Saved entries:
★ ★ ★ ★ ★

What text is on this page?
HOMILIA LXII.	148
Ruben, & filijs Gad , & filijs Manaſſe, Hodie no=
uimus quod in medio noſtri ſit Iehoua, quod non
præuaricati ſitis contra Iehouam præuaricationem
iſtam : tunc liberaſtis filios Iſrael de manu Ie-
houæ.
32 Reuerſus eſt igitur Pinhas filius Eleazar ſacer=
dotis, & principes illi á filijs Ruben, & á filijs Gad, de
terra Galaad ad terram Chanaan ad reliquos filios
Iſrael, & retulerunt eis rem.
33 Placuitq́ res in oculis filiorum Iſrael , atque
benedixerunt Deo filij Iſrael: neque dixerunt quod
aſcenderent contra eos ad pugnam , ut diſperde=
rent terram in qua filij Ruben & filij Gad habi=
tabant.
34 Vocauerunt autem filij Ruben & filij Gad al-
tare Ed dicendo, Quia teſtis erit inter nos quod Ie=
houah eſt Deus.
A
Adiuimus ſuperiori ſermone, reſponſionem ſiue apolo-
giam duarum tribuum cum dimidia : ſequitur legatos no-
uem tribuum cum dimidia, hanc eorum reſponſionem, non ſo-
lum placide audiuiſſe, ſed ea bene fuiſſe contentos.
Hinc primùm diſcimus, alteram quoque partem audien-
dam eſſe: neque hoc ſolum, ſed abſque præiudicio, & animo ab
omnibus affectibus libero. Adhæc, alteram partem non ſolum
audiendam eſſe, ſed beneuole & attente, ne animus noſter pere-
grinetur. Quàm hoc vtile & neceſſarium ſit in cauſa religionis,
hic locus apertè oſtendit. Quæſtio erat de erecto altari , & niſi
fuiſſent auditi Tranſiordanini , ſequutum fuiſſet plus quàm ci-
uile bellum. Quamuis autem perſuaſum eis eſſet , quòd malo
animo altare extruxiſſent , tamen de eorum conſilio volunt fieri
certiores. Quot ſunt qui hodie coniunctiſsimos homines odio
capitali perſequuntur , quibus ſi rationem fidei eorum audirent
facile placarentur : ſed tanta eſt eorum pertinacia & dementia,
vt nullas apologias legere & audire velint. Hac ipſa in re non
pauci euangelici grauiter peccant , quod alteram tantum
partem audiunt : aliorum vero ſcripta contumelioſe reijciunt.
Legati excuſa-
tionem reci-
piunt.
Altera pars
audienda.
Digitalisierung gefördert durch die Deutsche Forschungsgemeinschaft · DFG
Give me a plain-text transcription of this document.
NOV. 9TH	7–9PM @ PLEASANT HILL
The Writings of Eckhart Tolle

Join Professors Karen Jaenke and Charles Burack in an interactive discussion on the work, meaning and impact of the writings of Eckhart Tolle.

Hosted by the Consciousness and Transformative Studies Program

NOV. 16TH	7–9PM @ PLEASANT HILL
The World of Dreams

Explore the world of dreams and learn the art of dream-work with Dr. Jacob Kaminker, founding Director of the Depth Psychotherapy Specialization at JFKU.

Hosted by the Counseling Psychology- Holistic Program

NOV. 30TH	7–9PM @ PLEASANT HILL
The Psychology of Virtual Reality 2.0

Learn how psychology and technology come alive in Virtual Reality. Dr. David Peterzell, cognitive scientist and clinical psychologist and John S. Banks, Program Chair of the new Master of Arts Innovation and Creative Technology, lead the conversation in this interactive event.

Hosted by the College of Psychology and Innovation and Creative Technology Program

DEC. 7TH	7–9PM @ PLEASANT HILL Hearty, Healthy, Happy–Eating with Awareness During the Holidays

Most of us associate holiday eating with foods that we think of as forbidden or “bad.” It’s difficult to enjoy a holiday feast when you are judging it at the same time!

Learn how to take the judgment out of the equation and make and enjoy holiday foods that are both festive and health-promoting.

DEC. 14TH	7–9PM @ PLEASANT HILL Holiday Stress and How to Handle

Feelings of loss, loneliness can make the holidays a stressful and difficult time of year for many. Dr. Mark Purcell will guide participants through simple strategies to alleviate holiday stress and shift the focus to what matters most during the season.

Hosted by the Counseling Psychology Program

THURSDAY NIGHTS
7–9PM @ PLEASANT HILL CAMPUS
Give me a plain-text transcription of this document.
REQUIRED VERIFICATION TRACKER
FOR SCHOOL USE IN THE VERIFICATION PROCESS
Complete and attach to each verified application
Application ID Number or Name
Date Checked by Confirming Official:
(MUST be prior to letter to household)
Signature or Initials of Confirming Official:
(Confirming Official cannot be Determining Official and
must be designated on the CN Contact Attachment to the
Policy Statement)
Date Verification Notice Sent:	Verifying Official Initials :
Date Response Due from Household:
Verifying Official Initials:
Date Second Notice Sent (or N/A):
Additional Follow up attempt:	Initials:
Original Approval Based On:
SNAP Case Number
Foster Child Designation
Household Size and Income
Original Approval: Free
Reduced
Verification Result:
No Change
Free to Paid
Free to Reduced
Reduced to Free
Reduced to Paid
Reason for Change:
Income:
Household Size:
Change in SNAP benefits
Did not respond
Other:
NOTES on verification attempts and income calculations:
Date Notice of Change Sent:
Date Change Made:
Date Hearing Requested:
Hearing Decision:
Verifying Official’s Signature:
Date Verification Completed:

★ ★ ★ ★ ★

# Required work
Write out the entries in full, exactly as given.

# Solution below
What text is on this page?
HOMILIA LXII.	148
Ruben, & filijs Gad , & filijs Manaſſe, Hodie no=
uimus quod in medio noſtri ſit Iehoua, quod non
præuaricati ſitis contra Iehouam præuaricationem
iſtam : tunc liberaſtis filios Iſrael de manu Ie-
houæ.
32 Reuerſus eſt igitur Pinhas filius Eleazar ſacer=
dotis, & principes illi á filijs Ruben, & á filijs Gad, de
terra Galaad ad terram Chanaan ad reliquos filios
Iſrael, & retulerunt eis rem.
33 Placuitq́ res in oculis filiorum Iſrael , atque
benedixerunt Deo filij Iſrael: neque dixerunt quod
aſcenderent contra eos ad pugnam , ut diſperde=
rent terram in qua filij Ruben & filij Gad habi=
tabant.
34 Vocauerunt autem filij Ruben & filij Gad al-
tare Ed dicendo, Quia teſtis erit inter nos quod Ie=
houah eſt Deus.
A
Adiuimus ſuperiori ſermone, reſponſionem ſiue apolo-
giam duarum tribuum cum dimidia : ſequitur legatos no-
uem tribuum cum dimidia, hanc eorum reſponſionem, non ſo-
lum placide audiuiſſe, ſed ea bene fuiſſe contentos.
Hinc primùm diſcimus, alteram quoque partem audien-
dam eſſe: neque hoc ſolum, ſed abſque præiudicio, & animo ab
omnibus affectibus libero. Adhæc, alteram partem non ſolum
audiendam eſſe, ſed beneuole & attente, ne animus noſter pere-
grinetur. Quàm hoc vtile & neceſſarium ſit in cauſa religionis,
hic locus apertè oſtendit. Quæſtio erat de erecto altari , & niſi
fuiſſent auditi Tranſiordanini , ſequutum fuiſſet plus quàm ci-
uile bellum. Quamuis autem perſuaſum eis eſſet , quòd malo
animo altare extruxiſſent , tamen de eorum conſilio volunt fieri
certiores. Quot ſunt qui hodie coniunctiſsimos homines odio
capitali perſequuntur , quibus ſi rationem fidei eorum audirent
facile placarentur : ſed tanta eſt eorum pertinacia & dementia,
vt nullas apologias legere & audire velint. Hac ipſa in re non
pauci euangelici grauiter peccant , quod alteram tantum
partem audiunt : aliorum vero ſcripta contumelioſe reijciunt.
Legati excuſa-
tionem reci-
piunt.
Altera pars
audienda.
Digitalisierung gefördert durch die Deutsche Forschungsgemeinschaft · DFG
Give me a plain-text transcription of this document.
NOV. 9TH	7–9PM @ PLEASANT HILL
The Writings of Eckhart Tolle

Join Professors Karen Jaenke and Charles Burack in an interactive discussion on the work, meaning and impact of the writings of Eckhart Tolle.

Hosted by the Consciousness and Transformative Studies Program

NOV. 16TH	7–9PM @ PLEASANT HILL
The World of Dreams

Explore the world of dreams and learn the art of dream-work with Dr. Jacob Kaminker, founding Director of the Depth Psychotherapy Specialization at JFKU.

Hosted by the Counseling Psychology- Holistic Program

NOV. 30TH	7–9PM @ PLEASANT HILL
The Psychology of Virtual Reality 2.0

Learn how psychology and technology come alive in Virtual Reality. Dr. David Peterzell, cognitive scientist and clinical psychologist and John S. Banks, Program Chair of the new Master of Arts Innovation and Creative Technology, lead the conversation in this interactive event.

Hosted by the College of Psychology and Innovation and Creative Technology Program

DEC. 7TH	7–9PM @ PLEASANT HILL Hearty, Healthy, Happy–Eating with Awareness During the Holidays

Most of us associate holiday eating with foods that we think of as forbidden or “bad.” It’s difficult to enjoy a holiday feast when you are judging it at the same time!

Learn how to take the judgment out of the equation and make and enjoy holiday foods that are both festive and health-promoting.

DEC. 14TH	7–9PM @ PLEASANT HILL Holiday Stress and How to Handle

Feelings of loss, loneliness can make the holidays a stressful and difficult time of year for many. Dr. Mark Purcell will guide participants through simple strategies to alleviate holiday stress and shift the focus to what matters most during the season.

Hosted by the Counseling Psychology Program

THURSDAY NIGHTS
7–9PM @ PLEASANT HILL CAMPUS
Give me a plain-text transcription of this document.
REQUIRED VERIFICATION TRACKER
FOR SCHOOL USE IN THE VERIFICATION PROCESS
Complete and attach to each verified application
Application ID Number or Name
Date Checked by Confirming Official:
(MUST be prior to letter to household)
Signature or Initials of Confirming Official:
(Confirming Official cannot be Determining Official and
must be designated on the CN Contact Attachment to the
Policy Statement)
Date Verification Notice Sent:	Verifying Official Initials :
Date Response Due from Household:
Verifying Official Initials:
Date Second Notice Sent (or N/A):
Additional Follow up attempt:	Initials:
Original Approval Based On:
SNAP Case Number
Foster Child Designation
Household Size and Income
Original Approval: Free
Reduced
Verification Result:
No Change
Free to Paid
Free to Reduced
Reduced to Free
Reduced to Paid
Reason for Change:
Income:
Household Size:
Change in SNAP benefits
Did not respond
Other:
NOTES on verification attempts and income calculations:
Date Notice of Change Sent:
Date Change Made:
Date Hearing Requested:
Hearing Decision:
Verifying Official’s Signature:
Date Verification Completed:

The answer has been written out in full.